Copy the material that follows word for word and omit its pictures.
--- begin Information shown ---
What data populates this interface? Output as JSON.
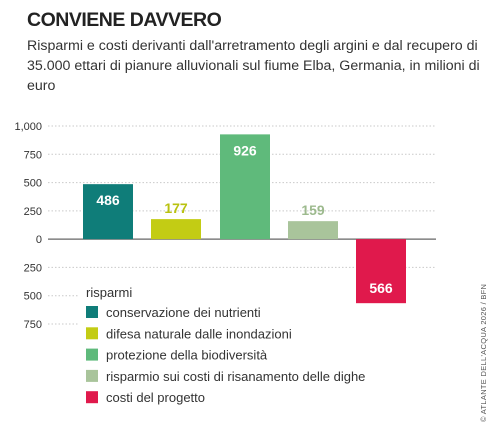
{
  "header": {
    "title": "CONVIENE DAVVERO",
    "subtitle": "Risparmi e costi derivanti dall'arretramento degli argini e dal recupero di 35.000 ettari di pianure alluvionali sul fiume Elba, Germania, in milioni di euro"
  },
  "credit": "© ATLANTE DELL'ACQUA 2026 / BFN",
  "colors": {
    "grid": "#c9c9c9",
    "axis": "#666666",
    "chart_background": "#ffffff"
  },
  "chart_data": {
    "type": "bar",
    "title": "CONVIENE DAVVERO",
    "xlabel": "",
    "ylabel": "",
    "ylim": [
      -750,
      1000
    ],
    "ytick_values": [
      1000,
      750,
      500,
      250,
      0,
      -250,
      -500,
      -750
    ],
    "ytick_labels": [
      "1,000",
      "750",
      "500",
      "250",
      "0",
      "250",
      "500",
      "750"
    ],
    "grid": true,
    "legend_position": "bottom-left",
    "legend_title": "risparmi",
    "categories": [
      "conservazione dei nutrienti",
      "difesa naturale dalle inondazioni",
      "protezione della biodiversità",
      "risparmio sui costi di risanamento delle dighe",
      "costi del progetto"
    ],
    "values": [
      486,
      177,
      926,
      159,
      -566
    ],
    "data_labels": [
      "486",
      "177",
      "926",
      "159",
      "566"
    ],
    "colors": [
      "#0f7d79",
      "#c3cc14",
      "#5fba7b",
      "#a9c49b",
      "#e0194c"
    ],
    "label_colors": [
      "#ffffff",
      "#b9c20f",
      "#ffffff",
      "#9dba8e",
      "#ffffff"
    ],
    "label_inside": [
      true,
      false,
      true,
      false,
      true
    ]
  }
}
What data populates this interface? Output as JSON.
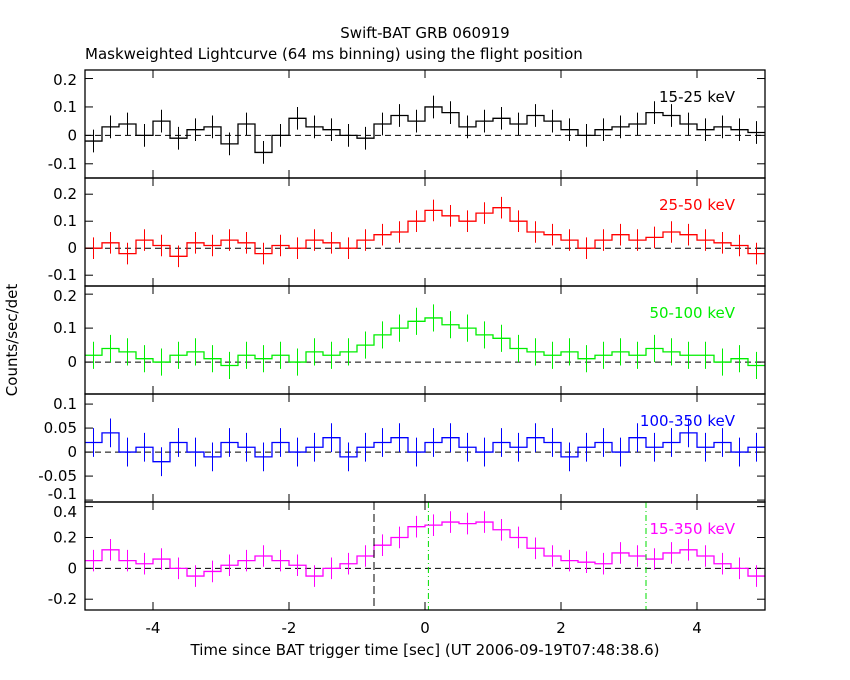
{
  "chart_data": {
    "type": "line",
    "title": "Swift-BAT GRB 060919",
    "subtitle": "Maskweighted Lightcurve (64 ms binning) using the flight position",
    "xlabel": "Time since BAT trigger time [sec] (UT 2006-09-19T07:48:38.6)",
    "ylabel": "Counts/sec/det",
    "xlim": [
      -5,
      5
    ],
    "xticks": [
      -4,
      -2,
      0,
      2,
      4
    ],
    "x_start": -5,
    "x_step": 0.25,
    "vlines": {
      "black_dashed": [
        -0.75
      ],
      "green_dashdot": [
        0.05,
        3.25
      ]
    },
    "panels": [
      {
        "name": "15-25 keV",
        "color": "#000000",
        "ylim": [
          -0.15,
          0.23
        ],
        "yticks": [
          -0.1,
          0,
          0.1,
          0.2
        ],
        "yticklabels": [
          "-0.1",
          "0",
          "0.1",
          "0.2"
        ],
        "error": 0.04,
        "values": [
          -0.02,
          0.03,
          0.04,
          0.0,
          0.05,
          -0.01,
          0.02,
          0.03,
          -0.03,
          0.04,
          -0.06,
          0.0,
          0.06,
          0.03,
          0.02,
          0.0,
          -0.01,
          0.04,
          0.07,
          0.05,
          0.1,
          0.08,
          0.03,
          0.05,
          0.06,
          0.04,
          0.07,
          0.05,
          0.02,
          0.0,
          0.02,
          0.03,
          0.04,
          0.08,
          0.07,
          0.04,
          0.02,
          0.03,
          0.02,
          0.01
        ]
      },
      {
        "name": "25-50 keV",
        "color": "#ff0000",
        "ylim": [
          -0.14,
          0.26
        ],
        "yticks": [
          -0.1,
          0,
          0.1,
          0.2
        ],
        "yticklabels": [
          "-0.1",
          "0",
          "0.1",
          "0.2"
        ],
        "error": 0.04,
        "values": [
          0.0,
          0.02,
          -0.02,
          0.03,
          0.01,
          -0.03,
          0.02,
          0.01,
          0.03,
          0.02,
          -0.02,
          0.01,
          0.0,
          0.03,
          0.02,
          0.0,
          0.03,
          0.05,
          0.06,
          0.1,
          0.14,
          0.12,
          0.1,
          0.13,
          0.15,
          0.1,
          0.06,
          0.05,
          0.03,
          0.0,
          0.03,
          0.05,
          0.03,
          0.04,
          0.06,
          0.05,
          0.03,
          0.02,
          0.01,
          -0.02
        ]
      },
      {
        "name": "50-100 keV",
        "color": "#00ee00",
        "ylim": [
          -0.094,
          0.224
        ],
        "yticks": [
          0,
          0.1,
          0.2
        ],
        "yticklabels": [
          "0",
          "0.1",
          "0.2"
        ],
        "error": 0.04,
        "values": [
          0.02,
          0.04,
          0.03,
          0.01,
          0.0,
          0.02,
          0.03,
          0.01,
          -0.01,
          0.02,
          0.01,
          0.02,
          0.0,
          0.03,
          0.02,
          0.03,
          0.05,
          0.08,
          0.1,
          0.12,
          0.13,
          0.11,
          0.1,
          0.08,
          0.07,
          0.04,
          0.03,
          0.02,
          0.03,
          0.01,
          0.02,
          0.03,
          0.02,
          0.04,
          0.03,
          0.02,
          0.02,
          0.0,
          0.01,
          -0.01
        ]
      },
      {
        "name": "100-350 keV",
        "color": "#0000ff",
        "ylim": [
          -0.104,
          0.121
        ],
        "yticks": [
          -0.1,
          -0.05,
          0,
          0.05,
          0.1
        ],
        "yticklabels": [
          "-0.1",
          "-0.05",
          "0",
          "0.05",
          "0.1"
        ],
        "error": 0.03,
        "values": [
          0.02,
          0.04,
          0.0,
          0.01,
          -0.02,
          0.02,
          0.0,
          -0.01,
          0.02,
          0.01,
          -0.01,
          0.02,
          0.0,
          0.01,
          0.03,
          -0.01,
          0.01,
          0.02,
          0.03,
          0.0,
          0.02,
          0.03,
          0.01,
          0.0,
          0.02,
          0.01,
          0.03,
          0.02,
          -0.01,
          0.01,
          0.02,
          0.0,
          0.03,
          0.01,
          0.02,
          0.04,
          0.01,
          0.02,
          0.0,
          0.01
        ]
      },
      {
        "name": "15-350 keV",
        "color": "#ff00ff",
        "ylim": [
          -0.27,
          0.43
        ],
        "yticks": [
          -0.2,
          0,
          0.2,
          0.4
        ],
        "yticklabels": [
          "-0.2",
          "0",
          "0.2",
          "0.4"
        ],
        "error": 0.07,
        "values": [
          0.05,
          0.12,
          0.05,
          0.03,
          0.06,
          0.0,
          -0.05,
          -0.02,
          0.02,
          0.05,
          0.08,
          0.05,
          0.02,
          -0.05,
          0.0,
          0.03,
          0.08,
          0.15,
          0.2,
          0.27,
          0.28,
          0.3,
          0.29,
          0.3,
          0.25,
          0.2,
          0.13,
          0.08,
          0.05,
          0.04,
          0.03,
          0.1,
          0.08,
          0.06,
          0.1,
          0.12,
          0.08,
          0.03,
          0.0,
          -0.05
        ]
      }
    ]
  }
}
--- end Information shown ---
Solution below →
What data populates this interface? Output as JSON.
{
  "header": {
    "title": "CONVIENE DAVVERO",
    "subtitle": "Risparmi e costi derivanti dall'arretramento degli argini e dal recupero di 35.000 ettari di pianure alluvionali sul fiume Elba, Germania, in milioni di euro"
  },
  "credit": "© ATLANTE DELL'ACQUA 2026 / BFN",
  "colors": {
    "grid": "#c9c9c9",
    "axis": "#666666",
    "chart_background": "#ffffff"
  },
  "chart_data": {
    "type": "bar",
    "title": "CONVIENE DAVVERO",
    "xlabel": "",
    "ylabel": "",
    "ylim": [
      -750,
      1000
    ],
    "ytick_values": [
      1000,
      750,
      500,
      250,
      0,
      -250,
      -500,
      -750
    ],
    "ytick_labels": [
      "1,000",
      "750",
      "500",
      "250",
      "0",
      "250",
      "500",
      "750"
    ],
    "grid": true,
    "legend_position": "bottom-left",
    "legend_title": "risparmi",
    "categories": [
      "conservazione dei nutrienti",
      "difesa naturale dalle inondazioni",
      "protezione della biodiversità",
      "risparmio sui costi di risanamento delle dighe",
      "costi del progetto"
    ],
    "values": [
      486,
      177,
      926,
      159,
      -566
    ],
    "data_labels": [
      "486",
      "177",
      "926",
      "159",
      "566"
    ],
    "colors": [
      "#0f7d79",
      "#c3cc14",
      "#5fba7b",
      "#a9c49b",
      "#e0194c"
    ],
    "label_colors": [
      "#ffffff",
      "#b9c20f",
      "#ffffff",
      "#9dba8e",
      "#ffffff"
    ],
    "label_inside": [
      true,
      false,
      true,
      false,
      true
    ]
  }
}
What data populates this interface? Output as JSON.
{
  "chart_data": {
    "type": "line",
    "title": "Swift-BAT GRB 060919",
    "subtitle": "Maskweighted Lightcurve (64 ms binning) using the flight position",
    "xlabel": "Time since BAT trigger time [sec] (UT 2006-09-19T07:48:38.6)",
    "ylabel": "Counts/sec/det",
    "xlim": [
      -5,
      5
    ],
    "xticks": [
      -4,
      -2,
      0,
      2,
      4
    ],
    "x_start": -5,
    "x_step": 0.25,
    "vlines": {
      "black_dashed": [
        -0.75
      ],
      "green_dashdot": [
        0.05,
        3.25
      ]
    },
    "panels": [
      {
        "name": "15-25 keV",
        "color": "#000000",
        "ylim": [
          -0.15,
          0.23
        ],
        "yticks": [
          -0.1,
          0,
          0.1,
          0.2
        ],
        "yticklabels": [
          "-0.1",
          "0",
          "0.1",
          "0.2"
        ],
        "error": 0.04,
        "values": [
          -0.02,
          0.03,
          0.04,
          0.0,
          0.05,
          -0.01,
          0.02,
          0.03,
          -0.03,
          0.04,
          -0.06,
          0.0,
          0.06,
          0.03,
          0.02,
          0.0,
          -0.01,
          0.04,
          0.07,
          0.05,
          0.1,
          0.08,
          0.03,
          0.05,
          0.06,
          0.04,
          0.07,
          0.05,
          0.02,
          0.0,
          0.02,
          0.03,
          0.04,
          0.08,
          0.07,
          0.04,
          0.02,
          0.03,
          0.02,
          0.01
        ]
      },
      {
        "name": "25-50 keV",
        "color": "#ff0000",
        "ylim": [
          -0.14,
          0.26
        ],
        "yticks": [
          -0.1,
          0,
          0.1,
          0.2
        ],
        "yticklabels": [
          "-0.1",
          "0",
          "0.1",
          "0.2"
        ],
        "error": 0.04,
        "values": [
          0.0,
          0.02,
          -0.02,
          0.03,
          0.01,
          -0.03,
          0.02,
          0.01,
          0.03,
          0.02,
          -0.02,
          0.01,
          0.0,
          0.03,
          0.02,
          0.0,
          0.03,
          0.05,
          0.06,
          0.1,
          0.14,
          0.12,
          0.1,
          0.13,
          0.15,
          0.1,
          0.06,
          0.05,
          0.03,
          0.0,
          0.03,
          0.05,
          0.03,
          0.04,
          0.06,
          0.05,
          0.03,
          0.02,
          0.01,
          -0.02
        ]
      },
      {
        "name": "50-100 keV",
        "color": "#00ee00",
        "ylim": [
          -0.094,
          0.224
        ],
        "yticks": [
          0,
          0.1,
          0.2
        ],
        "yticklabels": [
          "0",
          "0.1",
          "0.2"
        ],
        "error": 0.04,
        "values": [
          0.02,
          0.04,
          0.03,
          0.01,
          0.0,
          0.02,
          0.03,
          0.01,
          -0.01,
          0.02,
          0.01,
          0.02,
          0.0,
          0.03,
          0.02,
          0.03,
          0.05,
          0.08,
          0.1,
          0.12,
          0.13,
          0.11,
          0.1,
          0.08,
          0.07,
          0.04,
          0.03,
          0.02,
          0.03,
          0.01,
          0.02,
          0.03,
          0.02,
          0.04,
          0.03,
          0.02,
          0.02,
          0.0,
          0.01,
          -0.01
        ]
      },
      {
        "name": "100-350 keV",
        "color": "#0000ff",
        "ylim": [
          -0.104,
          0.121
        ],
        "yticks": [
          -0.1,
          -0.05,
          0,
          0.05,
          0.1
        ],
        "yticklabels": [
          "-0.1",
          "-0.05",
          "0",
          "0.05",
          "0.1"
        ],
        "error": 0.03,
        "values": [
          0.02,
          0.04,
          0.0,
          0.01,
          -0.02,
          0.02,
          0.0,
          -0.01,
          0.02,
          0.01,
          -0.01,
          0.02,
          0.0,
          0.01,
          0.03,
          -0.01,
          0.01,
          0.02,
          0.03,
          0.0,
          0.02,
          0.03,
          0.01,
          0.0,
          0.02,
          0.01,
          0.03,
          0.02,
          -0.01,
          0.01,
          0.02,
          0.0,
          0.03,
          0.01,
          0.02,
          0.04,
          0.01,
          0.02,
          0.0,
          0.01
        ]
      },
      {
        "name": "15-350 keV",
        "color": "#ff00ff",
        "ylim": [
          -0.27,
          0.43
        ],
        "yticks": [
          -0.2,
          0,
          0.2,
          0.4
        ],
        "yticklabels": [
          "-0.2",
          "0",
          "0.2",
          "0.4"
        ],
        "error": 0.07,
        "values": [
          0.05,
          0.12,
          0.05,
          0.03,
          0.06,
          0.0,
          -0.05,
          -0.02,
          0.02,
          0.05,
          0.08,
          0.05,
          0.02,
          -0.05,
          0.0,
          0.03,
          0.08,
          0.15,
          0.2,
          0.27,
          0.28,
          0.3,
          0.29,
          0.3,
          0.25,
          0.2,
          0.13,
          0.08,
          0.05,
          0.04,
          0.03,
          0.1,
          0.08,
          0.06,
          0.1,
          0.12,
          0.08,
          0.03,
          0.0,
          -0.05
        ]
      }
    ]
  }
}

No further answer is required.